Determine how many lines of the records include "nhân", and answer with the number alone.

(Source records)
>>>>
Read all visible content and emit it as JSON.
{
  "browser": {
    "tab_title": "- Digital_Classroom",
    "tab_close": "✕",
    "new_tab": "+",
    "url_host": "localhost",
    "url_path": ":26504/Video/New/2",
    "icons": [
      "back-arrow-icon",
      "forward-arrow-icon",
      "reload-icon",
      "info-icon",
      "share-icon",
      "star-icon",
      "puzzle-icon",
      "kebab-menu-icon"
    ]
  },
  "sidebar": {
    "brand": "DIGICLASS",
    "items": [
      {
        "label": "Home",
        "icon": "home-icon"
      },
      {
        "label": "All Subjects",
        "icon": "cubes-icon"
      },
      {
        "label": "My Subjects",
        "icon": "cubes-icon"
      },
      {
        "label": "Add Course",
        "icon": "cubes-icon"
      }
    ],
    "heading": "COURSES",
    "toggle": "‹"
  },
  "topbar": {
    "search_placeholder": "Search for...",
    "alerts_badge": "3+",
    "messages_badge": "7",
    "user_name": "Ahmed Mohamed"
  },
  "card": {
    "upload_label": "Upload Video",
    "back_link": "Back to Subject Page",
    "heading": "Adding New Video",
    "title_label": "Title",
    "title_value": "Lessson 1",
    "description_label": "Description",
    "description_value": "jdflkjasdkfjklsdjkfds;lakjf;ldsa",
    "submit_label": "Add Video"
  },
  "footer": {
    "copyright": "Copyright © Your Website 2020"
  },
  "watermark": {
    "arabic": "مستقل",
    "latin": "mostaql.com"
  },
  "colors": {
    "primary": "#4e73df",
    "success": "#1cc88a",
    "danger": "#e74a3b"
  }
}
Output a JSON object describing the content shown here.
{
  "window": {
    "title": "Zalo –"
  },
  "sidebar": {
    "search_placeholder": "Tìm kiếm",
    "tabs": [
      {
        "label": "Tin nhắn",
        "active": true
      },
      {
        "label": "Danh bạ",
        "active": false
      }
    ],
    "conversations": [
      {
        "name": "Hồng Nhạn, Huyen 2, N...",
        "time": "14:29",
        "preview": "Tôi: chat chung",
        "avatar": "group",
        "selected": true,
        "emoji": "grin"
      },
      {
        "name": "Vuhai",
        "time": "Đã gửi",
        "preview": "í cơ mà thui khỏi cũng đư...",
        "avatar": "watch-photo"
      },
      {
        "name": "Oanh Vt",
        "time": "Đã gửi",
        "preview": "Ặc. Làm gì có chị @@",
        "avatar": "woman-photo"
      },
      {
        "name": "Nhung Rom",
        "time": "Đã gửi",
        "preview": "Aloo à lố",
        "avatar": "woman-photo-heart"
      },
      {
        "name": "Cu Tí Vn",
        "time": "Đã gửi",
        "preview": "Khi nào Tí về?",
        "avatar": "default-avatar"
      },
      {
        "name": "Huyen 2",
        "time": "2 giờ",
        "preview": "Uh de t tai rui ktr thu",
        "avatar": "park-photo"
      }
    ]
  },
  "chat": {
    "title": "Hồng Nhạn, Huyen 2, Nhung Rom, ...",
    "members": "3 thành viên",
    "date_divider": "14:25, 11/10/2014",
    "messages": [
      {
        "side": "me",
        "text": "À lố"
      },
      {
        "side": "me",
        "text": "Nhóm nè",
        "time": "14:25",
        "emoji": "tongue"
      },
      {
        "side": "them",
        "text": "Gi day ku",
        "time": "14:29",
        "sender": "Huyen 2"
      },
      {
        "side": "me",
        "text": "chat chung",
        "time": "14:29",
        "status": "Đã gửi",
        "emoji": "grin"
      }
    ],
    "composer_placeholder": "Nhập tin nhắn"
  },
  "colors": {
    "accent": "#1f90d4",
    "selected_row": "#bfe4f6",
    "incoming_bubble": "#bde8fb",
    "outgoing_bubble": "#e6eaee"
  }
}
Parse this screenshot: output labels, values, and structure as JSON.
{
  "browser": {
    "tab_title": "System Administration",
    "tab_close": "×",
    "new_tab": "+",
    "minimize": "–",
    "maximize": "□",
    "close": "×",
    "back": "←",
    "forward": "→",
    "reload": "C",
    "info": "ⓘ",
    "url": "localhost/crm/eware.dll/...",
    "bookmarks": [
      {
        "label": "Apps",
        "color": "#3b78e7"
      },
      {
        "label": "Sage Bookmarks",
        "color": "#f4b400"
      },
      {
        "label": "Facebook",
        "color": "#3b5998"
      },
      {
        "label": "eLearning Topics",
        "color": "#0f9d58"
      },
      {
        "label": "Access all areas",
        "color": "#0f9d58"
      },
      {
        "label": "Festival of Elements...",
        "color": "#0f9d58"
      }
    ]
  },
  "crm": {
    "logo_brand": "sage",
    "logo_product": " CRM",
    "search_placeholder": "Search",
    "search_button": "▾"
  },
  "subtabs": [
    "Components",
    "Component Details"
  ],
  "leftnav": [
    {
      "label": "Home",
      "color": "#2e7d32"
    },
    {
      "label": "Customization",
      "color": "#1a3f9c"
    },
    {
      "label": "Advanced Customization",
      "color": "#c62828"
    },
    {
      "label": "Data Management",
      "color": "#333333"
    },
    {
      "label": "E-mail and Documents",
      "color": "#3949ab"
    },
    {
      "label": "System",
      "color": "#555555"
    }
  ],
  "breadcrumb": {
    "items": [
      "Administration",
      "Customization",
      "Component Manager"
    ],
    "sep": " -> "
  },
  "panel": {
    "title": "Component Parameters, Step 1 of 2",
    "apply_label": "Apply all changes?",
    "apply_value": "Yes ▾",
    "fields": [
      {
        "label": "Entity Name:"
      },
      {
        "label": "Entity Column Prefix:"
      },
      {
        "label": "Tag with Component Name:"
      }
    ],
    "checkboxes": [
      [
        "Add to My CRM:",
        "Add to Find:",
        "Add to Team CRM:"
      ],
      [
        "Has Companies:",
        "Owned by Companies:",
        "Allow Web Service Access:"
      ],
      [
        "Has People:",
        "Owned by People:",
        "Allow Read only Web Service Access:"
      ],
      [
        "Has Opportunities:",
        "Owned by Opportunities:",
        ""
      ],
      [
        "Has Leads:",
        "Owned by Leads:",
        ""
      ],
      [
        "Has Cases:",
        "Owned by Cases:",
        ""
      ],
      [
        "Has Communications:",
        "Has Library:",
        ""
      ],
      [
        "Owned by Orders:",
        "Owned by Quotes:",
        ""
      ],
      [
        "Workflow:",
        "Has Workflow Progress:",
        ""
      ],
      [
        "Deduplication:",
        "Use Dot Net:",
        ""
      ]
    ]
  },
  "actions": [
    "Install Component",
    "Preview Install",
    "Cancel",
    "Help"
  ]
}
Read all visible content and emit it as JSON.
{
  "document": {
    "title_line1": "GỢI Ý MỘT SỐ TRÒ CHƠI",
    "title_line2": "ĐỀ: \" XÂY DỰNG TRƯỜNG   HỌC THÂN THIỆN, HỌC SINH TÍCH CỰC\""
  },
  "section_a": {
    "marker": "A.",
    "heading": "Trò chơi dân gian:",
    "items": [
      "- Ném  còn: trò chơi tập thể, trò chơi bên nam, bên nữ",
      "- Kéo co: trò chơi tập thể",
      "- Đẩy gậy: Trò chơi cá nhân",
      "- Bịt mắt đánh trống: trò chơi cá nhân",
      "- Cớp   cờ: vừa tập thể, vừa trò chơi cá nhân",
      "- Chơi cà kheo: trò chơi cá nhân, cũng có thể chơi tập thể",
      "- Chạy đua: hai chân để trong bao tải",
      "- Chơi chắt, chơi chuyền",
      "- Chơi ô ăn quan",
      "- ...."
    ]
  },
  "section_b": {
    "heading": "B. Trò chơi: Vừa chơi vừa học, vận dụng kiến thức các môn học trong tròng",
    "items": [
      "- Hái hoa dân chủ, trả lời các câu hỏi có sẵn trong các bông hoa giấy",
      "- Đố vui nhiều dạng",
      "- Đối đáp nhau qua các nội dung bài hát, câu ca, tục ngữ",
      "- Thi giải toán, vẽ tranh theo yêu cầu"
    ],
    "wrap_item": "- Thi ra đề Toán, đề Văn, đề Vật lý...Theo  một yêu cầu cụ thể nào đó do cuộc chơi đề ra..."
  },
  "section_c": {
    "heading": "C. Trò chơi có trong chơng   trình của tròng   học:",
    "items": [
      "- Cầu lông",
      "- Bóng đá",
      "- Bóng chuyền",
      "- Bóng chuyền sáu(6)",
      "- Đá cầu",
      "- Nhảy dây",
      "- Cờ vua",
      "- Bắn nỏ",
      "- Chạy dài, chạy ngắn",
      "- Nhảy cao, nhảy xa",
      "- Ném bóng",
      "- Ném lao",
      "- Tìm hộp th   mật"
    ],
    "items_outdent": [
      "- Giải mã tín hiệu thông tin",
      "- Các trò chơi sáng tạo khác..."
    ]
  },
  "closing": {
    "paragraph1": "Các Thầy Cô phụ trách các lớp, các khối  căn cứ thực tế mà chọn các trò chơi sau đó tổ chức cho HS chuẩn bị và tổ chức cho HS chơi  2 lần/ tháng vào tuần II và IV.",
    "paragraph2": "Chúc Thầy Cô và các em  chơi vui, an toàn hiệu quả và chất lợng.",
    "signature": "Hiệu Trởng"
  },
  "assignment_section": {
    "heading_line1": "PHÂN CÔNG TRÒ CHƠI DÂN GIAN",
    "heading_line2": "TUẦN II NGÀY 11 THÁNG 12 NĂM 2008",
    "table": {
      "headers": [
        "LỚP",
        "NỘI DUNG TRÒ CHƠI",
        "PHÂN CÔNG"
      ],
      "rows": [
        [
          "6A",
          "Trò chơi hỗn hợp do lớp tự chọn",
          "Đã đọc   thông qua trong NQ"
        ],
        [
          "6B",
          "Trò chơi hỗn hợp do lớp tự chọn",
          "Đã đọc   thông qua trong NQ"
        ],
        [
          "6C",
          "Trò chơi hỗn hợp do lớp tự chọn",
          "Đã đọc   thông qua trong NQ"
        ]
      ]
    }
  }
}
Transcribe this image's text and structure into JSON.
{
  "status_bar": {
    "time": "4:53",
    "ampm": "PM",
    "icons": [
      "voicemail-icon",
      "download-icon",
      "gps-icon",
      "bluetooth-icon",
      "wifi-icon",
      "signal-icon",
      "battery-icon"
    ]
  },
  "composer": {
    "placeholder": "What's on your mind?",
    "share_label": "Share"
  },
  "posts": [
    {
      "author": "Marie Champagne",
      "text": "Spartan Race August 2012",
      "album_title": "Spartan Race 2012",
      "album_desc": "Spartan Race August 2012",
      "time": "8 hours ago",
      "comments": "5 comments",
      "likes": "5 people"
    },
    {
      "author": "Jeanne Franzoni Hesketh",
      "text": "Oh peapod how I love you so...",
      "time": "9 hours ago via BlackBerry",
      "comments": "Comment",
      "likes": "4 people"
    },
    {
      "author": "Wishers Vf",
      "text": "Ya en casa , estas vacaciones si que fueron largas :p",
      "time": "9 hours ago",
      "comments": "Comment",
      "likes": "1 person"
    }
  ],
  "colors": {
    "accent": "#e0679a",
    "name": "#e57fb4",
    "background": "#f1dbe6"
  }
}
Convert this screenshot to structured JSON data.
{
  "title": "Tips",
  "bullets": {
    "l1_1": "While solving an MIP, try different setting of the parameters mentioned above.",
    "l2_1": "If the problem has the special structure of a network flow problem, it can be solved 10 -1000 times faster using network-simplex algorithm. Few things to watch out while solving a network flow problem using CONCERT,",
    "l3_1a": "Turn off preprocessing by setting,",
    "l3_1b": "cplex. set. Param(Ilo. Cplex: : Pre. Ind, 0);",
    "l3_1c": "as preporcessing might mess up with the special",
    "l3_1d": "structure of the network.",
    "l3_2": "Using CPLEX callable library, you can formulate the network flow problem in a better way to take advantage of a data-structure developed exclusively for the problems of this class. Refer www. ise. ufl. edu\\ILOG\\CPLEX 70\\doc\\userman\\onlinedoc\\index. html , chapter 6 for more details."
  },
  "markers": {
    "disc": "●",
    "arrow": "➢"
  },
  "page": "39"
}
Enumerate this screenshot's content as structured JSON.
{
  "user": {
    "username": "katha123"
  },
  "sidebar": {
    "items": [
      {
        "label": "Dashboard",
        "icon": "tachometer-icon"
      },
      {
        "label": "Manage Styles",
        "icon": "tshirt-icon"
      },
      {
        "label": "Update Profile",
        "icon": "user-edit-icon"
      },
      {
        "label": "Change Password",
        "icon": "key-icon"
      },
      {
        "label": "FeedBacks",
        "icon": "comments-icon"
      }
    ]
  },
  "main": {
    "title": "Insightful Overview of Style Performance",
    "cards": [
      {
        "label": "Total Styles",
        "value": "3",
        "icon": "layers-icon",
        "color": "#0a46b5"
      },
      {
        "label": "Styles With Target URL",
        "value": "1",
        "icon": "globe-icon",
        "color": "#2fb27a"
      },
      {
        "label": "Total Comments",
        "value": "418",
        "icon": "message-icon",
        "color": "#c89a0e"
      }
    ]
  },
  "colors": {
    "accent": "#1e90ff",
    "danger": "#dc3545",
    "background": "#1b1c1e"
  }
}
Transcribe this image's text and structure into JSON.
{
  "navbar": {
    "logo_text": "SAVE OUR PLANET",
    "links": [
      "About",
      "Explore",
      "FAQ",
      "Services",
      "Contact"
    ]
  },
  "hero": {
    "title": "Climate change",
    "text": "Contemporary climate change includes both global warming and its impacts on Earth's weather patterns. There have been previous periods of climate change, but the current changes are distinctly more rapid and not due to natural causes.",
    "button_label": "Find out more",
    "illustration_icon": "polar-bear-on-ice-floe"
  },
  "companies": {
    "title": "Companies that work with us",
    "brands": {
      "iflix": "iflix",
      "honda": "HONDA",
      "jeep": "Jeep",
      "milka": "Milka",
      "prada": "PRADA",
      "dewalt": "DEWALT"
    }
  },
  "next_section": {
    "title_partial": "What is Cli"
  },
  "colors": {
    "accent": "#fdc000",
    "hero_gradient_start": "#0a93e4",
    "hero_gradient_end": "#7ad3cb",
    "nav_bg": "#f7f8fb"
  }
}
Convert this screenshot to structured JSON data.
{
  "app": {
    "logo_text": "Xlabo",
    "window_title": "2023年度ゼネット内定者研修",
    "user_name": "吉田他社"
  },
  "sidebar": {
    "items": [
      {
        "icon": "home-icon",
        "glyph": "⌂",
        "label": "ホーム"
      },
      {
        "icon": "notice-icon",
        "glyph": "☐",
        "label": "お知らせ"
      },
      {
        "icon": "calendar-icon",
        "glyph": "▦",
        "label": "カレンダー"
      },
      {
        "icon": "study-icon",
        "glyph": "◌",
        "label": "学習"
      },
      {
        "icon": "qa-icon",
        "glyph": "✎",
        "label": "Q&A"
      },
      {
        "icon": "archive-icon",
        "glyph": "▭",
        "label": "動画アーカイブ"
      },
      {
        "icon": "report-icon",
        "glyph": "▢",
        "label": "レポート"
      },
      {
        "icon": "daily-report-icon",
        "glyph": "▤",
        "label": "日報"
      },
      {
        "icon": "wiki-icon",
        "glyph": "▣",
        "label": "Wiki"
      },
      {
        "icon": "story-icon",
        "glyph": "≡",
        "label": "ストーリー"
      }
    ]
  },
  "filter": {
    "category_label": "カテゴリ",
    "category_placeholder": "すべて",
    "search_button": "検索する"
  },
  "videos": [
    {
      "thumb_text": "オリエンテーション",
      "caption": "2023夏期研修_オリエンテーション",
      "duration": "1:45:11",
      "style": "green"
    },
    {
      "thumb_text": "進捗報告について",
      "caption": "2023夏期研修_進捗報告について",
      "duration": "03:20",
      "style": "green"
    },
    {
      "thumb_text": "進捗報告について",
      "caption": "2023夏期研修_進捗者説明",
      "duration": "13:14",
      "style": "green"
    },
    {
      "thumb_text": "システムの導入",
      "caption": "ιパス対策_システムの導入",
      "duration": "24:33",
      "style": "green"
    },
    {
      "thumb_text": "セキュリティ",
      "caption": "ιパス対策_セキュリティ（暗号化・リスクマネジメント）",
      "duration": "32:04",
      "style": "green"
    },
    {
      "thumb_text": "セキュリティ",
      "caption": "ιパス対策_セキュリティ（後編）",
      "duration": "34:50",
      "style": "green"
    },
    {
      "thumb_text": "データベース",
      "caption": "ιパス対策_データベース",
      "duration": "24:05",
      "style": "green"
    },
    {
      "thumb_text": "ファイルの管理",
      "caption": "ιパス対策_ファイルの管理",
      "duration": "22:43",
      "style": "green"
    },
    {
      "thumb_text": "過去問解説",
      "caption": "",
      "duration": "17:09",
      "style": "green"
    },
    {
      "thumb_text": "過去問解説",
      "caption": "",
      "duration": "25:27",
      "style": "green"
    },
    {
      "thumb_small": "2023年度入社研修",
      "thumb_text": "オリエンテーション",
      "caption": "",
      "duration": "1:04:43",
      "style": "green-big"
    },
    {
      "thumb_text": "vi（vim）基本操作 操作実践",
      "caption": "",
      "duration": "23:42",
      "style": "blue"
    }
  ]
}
<<<<
--- SOLUTION ---
4